Figure collection entries
------------------------

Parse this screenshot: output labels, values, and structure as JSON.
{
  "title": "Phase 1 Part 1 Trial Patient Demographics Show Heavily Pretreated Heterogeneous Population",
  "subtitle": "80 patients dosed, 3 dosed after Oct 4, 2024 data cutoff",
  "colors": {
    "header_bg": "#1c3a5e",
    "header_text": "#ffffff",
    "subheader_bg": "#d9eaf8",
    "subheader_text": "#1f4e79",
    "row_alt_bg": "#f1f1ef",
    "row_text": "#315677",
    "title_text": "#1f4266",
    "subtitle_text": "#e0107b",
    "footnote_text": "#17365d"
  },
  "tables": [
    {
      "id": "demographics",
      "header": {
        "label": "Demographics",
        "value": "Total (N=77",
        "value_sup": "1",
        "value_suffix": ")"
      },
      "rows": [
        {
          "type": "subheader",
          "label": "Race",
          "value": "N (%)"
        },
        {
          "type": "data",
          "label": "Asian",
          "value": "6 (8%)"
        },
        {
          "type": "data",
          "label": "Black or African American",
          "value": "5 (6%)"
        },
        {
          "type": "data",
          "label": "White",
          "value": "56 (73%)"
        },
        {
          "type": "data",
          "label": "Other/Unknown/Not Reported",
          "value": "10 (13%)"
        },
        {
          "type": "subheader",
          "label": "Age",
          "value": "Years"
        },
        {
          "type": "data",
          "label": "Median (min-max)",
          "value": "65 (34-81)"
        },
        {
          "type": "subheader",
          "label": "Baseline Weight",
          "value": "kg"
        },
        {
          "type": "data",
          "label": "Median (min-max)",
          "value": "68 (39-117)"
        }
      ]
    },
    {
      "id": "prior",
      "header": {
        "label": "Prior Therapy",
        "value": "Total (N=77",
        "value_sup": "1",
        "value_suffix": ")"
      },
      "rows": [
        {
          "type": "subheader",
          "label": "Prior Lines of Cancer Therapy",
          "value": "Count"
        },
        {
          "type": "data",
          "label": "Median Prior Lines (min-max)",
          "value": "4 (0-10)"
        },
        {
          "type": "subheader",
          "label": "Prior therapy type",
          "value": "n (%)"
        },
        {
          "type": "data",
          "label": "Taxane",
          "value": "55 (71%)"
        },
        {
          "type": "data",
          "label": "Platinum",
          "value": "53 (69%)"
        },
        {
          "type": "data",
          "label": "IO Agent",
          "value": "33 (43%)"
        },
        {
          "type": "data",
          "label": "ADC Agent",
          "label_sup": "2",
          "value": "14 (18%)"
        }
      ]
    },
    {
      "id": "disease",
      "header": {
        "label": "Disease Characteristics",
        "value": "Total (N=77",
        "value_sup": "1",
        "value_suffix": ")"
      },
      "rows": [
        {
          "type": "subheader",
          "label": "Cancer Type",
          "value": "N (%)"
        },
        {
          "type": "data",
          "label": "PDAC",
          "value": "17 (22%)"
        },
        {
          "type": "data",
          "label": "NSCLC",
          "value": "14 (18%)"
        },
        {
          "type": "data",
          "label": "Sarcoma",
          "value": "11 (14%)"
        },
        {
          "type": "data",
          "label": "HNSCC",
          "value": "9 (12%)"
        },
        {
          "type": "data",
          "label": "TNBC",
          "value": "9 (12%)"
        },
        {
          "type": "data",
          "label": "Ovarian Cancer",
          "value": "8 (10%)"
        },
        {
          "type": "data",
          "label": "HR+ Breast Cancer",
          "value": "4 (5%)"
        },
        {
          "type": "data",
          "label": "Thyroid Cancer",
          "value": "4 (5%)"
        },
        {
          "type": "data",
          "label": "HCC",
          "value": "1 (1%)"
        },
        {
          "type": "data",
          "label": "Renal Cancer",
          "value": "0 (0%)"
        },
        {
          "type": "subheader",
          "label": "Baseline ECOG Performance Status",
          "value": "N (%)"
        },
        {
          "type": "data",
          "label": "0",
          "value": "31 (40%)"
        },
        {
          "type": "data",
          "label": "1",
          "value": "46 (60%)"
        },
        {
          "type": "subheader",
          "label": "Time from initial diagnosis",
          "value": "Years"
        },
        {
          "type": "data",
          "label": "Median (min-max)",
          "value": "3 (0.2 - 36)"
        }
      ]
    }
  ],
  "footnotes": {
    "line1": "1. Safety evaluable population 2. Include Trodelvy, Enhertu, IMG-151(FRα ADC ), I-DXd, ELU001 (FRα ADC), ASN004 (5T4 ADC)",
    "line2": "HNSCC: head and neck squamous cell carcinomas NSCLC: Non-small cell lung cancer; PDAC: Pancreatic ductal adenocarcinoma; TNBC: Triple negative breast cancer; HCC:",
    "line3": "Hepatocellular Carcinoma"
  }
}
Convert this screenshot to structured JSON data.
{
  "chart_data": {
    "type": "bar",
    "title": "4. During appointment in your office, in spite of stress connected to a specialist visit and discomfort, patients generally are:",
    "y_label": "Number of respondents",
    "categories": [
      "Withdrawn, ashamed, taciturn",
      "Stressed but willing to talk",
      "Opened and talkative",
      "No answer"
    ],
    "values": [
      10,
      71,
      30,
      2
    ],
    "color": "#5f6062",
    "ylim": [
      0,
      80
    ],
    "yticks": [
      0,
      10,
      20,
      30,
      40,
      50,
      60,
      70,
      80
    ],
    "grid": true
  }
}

------------------------

What this task involves: Print out the data exactly once more.

Result for this task:
Parse this screenshot: output labels, values, and structure as JSON.
{
  "title": "Phase 1 Part 1 Trial Patient Demographics Show Heavily Pretreated Heterogeneous Population",
  "subtitle": "80 patients dosed, 3 dosed after Oct 4, 2024 data cutoff",
  "colors": {
    "header_bg": "#1c3a5e",
    "header_text": "#ffffff",
    "subheader_bg": "#d9eaf8",
    "subheader_text": "#1f4e79",
    "row_alt_bg": "#f1f1ef",
    "row_text": "#315677",
    "title_text": "#1f4266",
    "subtitle_text": "#e0107b",
    "footnote_text": "#17365d"
  },
  "tables": [
    {
      "id": "demographics",
      "header": {
        "label": "Demographics",
        "value": "Total (N=77",
        "value_sup": "1",
        "value_suffix": ")"
      },
      "rows": [
        {
          "type": "subheader",
          "label": "Race",
          "value": "N (%)"
        },
        {
          "type": "data",
          "label": "Asian",
          "value": "6 (8%)"
        },
        {
          "type": "data",
          "label": "Black or African American",
          "value": "5 (6%)"
        },
        {
          "type": "data",
          "label": "White",
          "value": "56 (73%)"
        },
        {
          "type": "data",
          "label": "Other/Unknown/Not Reported",
          "value": "10 (13%)"
        },
        {
          "type": "subheader",
          "label": "Age",
          "value": "Years"
        },
        {
          "type": "data",
          "label": "Median (min-max)",
          "value": "65 (34-81)"
        },
        {
          "type": "subheader",
          "label": "Baseline Weight",
          "value": "kg"
        },
        {
          "type": "data",
          "label": "Median (min-max)",
          "value": "68 (39-117)"
        }
      ]
    },
    {
      "id": "prior",
      "header": {
        "label": "Prior Therapy",
        "value": "Total (N=77",
        "value_sup": "1",
        "value_suffix": ")"
      },
      "rows": [
        {
          "type": "subheader",
          "label": "Prior Lines of Cancer Therapy",
          "value": "Count"
        },
        {
          "type": "data",
          "label": "Median Prior Lines (min-max)",
          "value": "4 (0-10)"
        },
        {
          "type": "subheader",
          "label": "Prior therapy type",
          "value": "n (%)"
        },
        {
          "type": "data",
          "label": "Taxane",
          "value": "55 (71%)"
        },
        {
          "type": "data",
          "label": "Platinum",
          "value": "53 (69%)"
        },
        {
          "type": "data",
          "label": "IO Agent",
          "value": "33 (43%)"
        },
        {
          "type": "data",
          "label": "ADC Agent",
          "label_sup": "2",
          "value": "14 (18%)"
        }
      ]
    },
    {
      "id": "disease",
      "header": {
        "label": "Disease Characteristics",
        "value": "Total (N=77",
        "value_sup": "1",
        "value_suffix": ")"
      },
      "rows": [
        {
          "type": "subheader",
          "label": "Cancer Type",
          "value": "N (%)"
        },
        {
          "type": "data",
          "label": "PDAC",
          "value": "17 (22%)"
        },
        {
          "type": "data",
          "label": "NSCLC",
          "value": "14 (18%)"
        },
        {
          "type": "data",
          "label": "Sarcoma",
          "value": "11 (14%)"
        },
        {
          "type": "data",
          "label": "HNSCC",
          "value": "9 (12%)"
        },
        {
          "type": "data",
          "label": "TNBC",
          "value": "9 (12%)"
        },
        {
          "type": "data",
          "label": "Ovarian Cancer",
          "value": "8 (10%)"
        },
        {
          "type": "data",
          "label": "HR+ Breast Cancer",
          "value": "4 (5%)"
        },
        {
          "type": "data",
          "label": "Thyroid Cancer",
          "value": "4 (5%)"
        },
        {
          "type": "data",
          "label": "HCC",
          "value": "1 (1%)"
        },
        {
          "type": "data",
          "label": "Renal Cancer",
          "value": "0 (0%)"
        },
        {
          "type": "subheader",
          "label": "Baseline ECOG Performance Status",
          "value": "N (%)"
        },
        {
          "type": "data",
          "label": "0",
          "value": "31 (40%)"
        },
        {
          "type": "data",
          "label": "1",
          "value": "46 (60%)"
        },
        {
          "type": "subheader",
          "label": "Time from initial diagnosis",
          "value": "Years"
        },
        {
          "type": "data",
          "label": "Median (min-max)",
          "value": "3 (0.2 - 36)"
        }
      ]
    }
  ],
  "footnotes": {
    "line1": "1. Safety evaluable population 2. Include Trodelvy, Enhertu, IMG-151(FRα ADC ), I-DXd, ELU001 (FRα ADC), ASN004 (5T4 ADC)",
    "line2": "HNSCC: head and neck squamous cell carcinomas NSCLC: Non-small cell lung cancer; PDAC: Pancreatic ductal adenocarcinoma; TNBC: Triple negative breast cancer; HCC:",
    "line3": "Hepatocellular Carcinoma"
  }
}
Convert this screenshot to structured JSON data.
{
  "chart_data": {
    "type": "bar",
    "title": "4. During appointment in your office, in spite of stress connected to a specialist visit and discomfort, patients generally are:",
    "y_label": "Number of respondents",
    "categories": [
      "Withdrawn, ashamed, taciturn",
      "Stressed but willing to talk",
      "Opened and talkative",
      "No answer"
    ],
    "values": [
      10,
      71,
      30,
      2
    ],
    "color": "#5f6062",
    "ylim": [
      0,
      80
    ],
    "yticks": [
      0,
      10,
      20,
      30,
      40,
      50,
      60,
      70,
      80
    ],
    "grid": true
  }
}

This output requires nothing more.